## Exercise prompt
Locate each line in the records containing "screenshot". Copy it.

### Records to process ###

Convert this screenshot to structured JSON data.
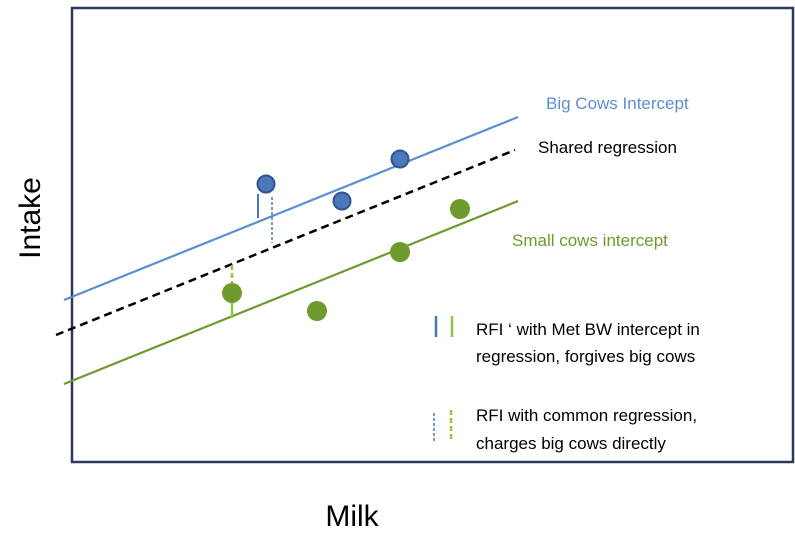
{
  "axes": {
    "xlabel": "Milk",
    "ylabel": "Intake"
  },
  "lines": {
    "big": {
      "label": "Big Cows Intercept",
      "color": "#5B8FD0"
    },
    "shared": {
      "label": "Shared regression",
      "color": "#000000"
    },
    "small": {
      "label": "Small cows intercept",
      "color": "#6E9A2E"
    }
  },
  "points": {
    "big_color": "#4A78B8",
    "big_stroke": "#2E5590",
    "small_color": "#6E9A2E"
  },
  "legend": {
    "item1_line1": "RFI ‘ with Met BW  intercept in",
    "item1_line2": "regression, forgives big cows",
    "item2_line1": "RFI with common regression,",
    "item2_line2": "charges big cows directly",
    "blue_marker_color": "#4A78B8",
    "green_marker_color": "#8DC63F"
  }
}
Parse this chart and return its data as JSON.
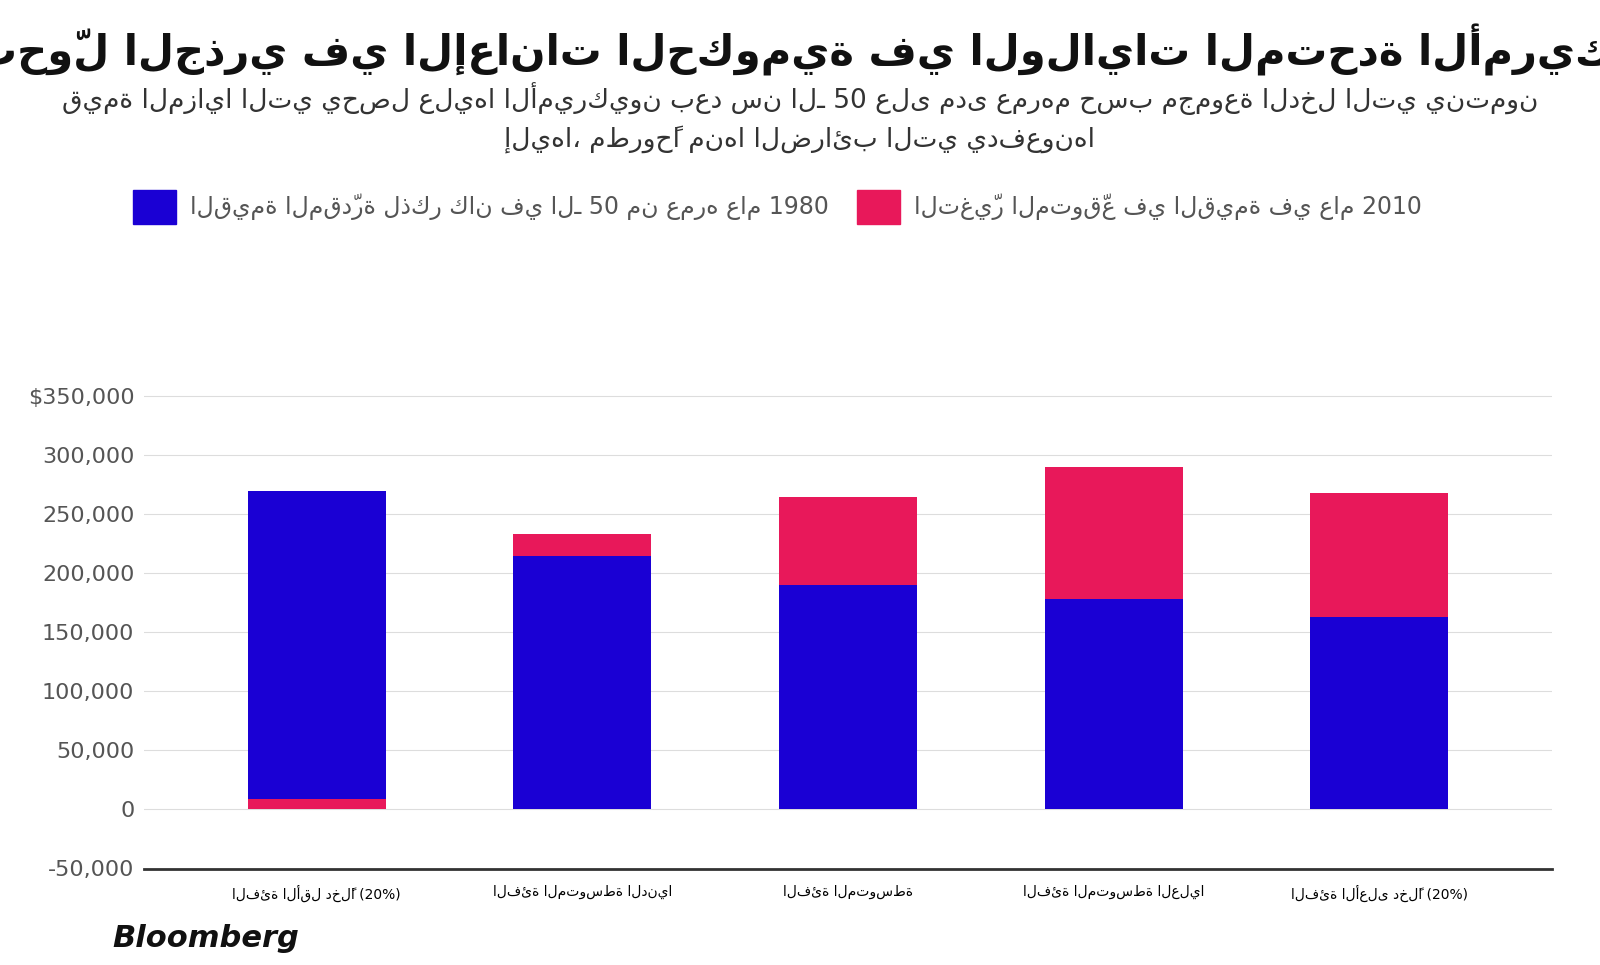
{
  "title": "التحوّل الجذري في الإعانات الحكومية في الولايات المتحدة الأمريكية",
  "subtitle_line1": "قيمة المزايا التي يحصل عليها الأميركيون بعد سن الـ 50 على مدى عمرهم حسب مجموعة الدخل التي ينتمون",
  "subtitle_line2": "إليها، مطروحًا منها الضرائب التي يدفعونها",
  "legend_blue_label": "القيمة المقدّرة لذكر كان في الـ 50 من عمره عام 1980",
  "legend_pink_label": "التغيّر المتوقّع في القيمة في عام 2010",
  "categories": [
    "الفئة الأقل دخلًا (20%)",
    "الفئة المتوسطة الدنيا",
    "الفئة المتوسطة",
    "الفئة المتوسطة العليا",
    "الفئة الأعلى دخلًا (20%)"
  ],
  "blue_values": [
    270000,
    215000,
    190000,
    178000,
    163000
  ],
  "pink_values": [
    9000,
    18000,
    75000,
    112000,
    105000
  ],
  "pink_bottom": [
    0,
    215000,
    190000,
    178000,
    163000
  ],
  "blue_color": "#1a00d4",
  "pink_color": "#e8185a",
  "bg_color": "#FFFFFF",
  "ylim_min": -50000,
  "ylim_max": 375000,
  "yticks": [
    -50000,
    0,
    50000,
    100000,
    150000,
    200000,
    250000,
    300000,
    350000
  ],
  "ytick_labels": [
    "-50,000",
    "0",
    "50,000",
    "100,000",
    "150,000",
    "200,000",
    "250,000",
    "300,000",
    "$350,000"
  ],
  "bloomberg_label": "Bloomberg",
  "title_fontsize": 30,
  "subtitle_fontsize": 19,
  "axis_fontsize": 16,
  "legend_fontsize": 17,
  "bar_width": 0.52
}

###
### Records to process ###

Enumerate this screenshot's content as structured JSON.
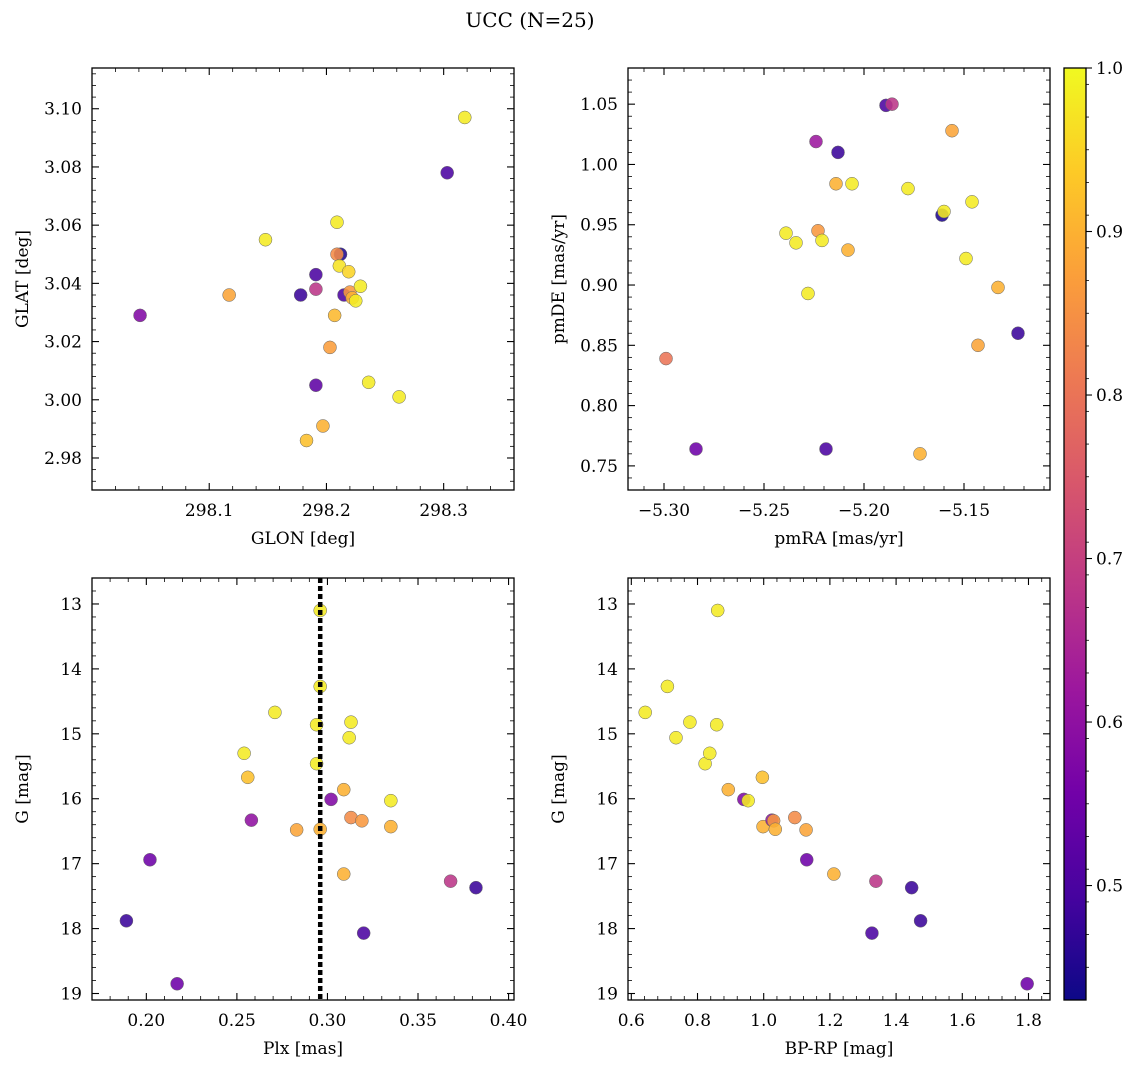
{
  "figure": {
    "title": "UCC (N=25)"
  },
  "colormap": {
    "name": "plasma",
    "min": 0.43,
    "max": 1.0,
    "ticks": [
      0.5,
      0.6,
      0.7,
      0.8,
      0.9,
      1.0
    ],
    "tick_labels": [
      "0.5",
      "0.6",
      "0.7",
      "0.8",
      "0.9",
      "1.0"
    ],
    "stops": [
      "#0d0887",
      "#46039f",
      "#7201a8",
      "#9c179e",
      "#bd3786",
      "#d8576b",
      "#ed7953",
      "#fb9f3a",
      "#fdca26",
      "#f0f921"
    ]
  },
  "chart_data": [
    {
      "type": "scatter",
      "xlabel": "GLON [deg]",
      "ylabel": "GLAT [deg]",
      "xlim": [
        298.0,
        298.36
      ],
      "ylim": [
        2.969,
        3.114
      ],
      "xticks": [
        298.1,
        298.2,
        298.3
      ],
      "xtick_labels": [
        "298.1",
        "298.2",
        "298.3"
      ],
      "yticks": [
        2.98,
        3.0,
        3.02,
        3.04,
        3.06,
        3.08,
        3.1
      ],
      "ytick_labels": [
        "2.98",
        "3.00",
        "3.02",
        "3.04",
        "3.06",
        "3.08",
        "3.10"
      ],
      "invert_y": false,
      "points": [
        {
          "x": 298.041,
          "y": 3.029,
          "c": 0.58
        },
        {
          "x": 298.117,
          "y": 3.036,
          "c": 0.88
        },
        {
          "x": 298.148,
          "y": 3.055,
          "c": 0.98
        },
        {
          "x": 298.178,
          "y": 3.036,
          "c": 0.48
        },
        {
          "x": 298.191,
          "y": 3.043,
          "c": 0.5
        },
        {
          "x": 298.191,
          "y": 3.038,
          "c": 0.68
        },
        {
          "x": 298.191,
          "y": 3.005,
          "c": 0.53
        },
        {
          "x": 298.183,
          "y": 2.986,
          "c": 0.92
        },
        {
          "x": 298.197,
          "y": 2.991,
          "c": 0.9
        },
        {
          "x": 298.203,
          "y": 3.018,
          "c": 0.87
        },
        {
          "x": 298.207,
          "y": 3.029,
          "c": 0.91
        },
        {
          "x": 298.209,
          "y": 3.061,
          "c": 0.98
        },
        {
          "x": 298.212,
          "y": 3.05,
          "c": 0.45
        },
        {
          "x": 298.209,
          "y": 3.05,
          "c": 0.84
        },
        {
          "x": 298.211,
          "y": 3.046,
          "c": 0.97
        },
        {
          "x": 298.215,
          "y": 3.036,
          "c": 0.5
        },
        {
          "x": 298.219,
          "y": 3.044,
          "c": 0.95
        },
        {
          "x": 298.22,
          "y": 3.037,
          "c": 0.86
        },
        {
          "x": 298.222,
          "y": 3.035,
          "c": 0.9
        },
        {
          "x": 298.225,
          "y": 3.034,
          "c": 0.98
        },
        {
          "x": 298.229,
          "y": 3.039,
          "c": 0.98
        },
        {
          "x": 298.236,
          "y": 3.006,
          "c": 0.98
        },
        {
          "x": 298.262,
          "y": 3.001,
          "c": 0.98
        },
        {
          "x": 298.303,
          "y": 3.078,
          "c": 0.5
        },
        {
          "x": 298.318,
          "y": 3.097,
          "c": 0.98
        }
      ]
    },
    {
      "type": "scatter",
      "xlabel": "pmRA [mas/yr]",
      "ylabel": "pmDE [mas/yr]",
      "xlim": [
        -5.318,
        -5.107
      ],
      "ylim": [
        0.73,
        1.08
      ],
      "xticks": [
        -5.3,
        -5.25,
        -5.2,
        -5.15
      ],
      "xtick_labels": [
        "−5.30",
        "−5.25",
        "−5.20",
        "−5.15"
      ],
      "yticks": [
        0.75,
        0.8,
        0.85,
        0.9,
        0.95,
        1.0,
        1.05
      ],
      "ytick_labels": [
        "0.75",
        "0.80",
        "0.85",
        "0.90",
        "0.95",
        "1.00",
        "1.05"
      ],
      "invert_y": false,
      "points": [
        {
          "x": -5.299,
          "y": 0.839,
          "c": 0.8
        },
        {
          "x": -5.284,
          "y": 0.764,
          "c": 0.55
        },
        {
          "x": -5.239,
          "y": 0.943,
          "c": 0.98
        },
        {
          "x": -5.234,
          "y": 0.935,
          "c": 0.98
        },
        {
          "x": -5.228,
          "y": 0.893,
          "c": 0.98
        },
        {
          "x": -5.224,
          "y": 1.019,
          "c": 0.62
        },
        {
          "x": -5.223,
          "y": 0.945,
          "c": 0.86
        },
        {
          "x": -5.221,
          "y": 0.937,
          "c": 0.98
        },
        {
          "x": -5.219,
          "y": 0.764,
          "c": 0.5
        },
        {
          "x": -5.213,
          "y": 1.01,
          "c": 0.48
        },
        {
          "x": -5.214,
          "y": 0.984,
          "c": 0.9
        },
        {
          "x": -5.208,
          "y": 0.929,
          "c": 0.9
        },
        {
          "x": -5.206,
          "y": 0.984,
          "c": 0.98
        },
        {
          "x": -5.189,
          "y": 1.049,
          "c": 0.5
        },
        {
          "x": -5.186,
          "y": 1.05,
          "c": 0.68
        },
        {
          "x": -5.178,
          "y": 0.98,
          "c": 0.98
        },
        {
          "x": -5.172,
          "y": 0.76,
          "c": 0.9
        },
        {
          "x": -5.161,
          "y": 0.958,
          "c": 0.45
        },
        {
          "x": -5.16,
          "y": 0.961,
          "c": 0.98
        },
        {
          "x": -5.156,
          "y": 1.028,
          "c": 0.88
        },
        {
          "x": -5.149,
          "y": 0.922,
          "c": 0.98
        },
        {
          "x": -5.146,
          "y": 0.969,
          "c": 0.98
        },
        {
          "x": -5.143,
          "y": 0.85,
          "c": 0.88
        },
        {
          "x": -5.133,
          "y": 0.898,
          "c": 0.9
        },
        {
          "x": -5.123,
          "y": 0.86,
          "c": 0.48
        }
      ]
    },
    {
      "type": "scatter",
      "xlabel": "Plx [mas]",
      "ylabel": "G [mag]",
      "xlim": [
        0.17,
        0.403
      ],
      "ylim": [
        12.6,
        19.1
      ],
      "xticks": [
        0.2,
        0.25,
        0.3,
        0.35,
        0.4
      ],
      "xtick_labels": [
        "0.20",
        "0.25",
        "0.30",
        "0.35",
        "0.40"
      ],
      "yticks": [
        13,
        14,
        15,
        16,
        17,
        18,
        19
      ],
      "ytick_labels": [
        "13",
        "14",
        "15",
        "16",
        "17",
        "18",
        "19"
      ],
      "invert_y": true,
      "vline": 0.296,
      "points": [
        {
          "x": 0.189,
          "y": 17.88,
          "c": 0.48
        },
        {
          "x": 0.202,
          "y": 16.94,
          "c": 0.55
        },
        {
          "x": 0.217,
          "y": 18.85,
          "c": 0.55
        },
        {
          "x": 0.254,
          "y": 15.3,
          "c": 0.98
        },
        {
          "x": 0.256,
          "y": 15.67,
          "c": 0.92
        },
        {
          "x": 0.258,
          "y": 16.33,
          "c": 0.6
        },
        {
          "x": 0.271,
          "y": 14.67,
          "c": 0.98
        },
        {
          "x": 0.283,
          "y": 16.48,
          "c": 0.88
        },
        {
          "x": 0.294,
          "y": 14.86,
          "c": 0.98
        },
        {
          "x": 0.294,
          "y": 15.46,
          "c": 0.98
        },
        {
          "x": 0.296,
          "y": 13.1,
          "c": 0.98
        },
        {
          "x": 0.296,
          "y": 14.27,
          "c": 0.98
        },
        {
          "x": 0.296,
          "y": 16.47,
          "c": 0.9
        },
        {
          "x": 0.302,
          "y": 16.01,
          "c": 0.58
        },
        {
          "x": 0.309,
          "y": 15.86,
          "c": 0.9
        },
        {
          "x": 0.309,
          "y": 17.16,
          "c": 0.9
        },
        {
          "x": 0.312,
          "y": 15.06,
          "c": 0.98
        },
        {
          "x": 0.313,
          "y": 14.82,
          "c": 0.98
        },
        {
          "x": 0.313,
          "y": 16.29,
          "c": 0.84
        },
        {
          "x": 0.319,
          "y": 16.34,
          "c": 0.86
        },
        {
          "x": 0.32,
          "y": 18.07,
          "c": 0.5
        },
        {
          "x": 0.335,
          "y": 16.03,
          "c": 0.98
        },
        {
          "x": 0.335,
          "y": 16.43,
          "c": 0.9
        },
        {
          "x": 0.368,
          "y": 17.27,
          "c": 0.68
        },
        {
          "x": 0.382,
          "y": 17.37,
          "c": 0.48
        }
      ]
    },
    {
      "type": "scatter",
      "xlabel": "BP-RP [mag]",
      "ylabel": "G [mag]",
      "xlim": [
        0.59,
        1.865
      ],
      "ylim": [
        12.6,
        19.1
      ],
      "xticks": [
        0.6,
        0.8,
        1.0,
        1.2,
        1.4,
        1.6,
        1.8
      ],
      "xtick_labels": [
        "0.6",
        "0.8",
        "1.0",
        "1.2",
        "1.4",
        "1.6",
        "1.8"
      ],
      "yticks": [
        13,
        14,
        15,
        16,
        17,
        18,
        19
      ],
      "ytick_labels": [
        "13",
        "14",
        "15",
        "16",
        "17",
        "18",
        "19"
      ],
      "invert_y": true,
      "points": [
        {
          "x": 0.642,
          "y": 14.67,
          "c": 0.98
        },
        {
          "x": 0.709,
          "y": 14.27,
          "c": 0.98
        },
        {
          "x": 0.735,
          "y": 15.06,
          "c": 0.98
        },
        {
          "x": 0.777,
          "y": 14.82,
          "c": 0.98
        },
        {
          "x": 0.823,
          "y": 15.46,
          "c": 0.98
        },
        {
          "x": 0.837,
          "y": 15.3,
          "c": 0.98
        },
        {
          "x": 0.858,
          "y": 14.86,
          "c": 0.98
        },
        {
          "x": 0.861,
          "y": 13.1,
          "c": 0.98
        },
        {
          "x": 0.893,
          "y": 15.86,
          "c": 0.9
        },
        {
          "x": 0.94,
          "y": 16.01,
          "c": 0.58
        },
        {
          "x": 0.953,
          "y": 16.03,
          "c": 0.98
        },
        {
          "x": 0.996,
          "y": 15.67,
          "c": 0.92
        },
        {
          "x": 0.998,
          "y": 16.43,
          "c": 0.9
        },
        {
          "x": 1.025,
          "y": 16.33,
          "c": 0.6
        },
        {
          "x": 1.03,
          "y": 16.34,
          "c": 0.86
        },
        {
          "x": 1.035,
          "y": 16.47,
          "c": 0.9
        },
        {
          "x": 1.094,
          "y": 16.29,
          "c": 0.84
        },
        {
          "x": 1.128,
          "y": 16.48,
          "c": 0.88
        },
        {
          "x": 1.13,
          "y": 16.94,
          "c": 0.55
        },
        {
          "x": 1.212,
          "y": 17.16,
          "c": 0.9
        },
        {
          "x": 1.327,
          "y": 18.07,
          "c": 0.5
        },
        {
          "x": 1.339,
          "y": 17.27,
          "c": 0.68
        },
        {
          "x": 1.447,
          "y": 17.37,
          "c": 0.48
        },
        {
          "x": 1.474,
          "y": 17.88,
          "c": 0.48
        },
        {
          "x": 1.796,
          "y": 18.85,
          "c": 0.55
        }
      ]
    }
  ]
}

###
### Records to process ###

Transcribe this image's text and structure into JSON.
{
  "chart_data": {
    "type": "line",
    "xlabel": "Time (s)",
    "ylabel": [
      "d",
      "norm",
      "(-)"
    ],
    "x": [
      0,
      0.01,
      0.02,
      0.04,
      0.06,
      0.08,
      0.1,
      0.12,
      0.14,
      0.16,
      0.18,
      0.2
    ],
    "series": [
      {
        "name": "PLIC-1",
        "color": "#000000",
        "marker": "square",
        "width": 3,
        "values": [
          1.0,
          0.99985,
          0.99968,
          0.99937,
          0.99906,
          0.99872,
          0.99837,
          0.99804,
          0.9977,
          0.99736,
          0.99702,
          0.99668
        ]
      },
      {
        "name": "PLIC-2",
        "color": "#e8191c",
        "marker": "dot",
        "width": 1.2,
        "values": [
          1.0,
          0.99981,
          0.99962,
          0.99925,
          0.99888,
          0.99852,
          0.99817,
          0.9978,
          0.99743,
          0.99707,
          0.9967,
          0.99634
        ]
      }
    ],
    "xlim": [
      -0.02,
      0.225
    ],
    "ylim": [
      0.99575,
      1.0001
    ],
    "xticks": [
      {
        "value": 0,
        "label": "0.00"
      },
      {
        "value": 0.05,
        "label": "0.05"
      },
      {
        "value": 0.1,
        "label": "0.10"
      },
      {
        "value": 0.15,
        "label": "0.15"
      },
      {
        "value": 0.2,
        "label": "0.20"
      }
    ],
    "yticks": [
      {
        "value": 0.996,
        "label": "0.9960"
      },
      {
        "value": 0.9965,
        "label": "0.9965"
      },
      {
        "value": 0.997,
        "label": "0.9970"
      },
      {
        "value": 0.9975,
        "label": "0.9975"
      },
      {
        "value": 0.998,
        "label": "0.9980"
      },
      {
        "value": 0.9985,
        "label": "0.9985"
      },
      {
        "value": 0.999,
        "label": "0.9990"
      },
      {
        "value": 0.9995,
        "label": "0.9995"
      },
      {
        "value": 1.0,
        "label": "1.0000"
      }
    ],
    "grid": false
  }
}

###

## Solution for this task
Convert this screenshot to structured JSON data.
Enumerate this screenshot's content as structured JSON.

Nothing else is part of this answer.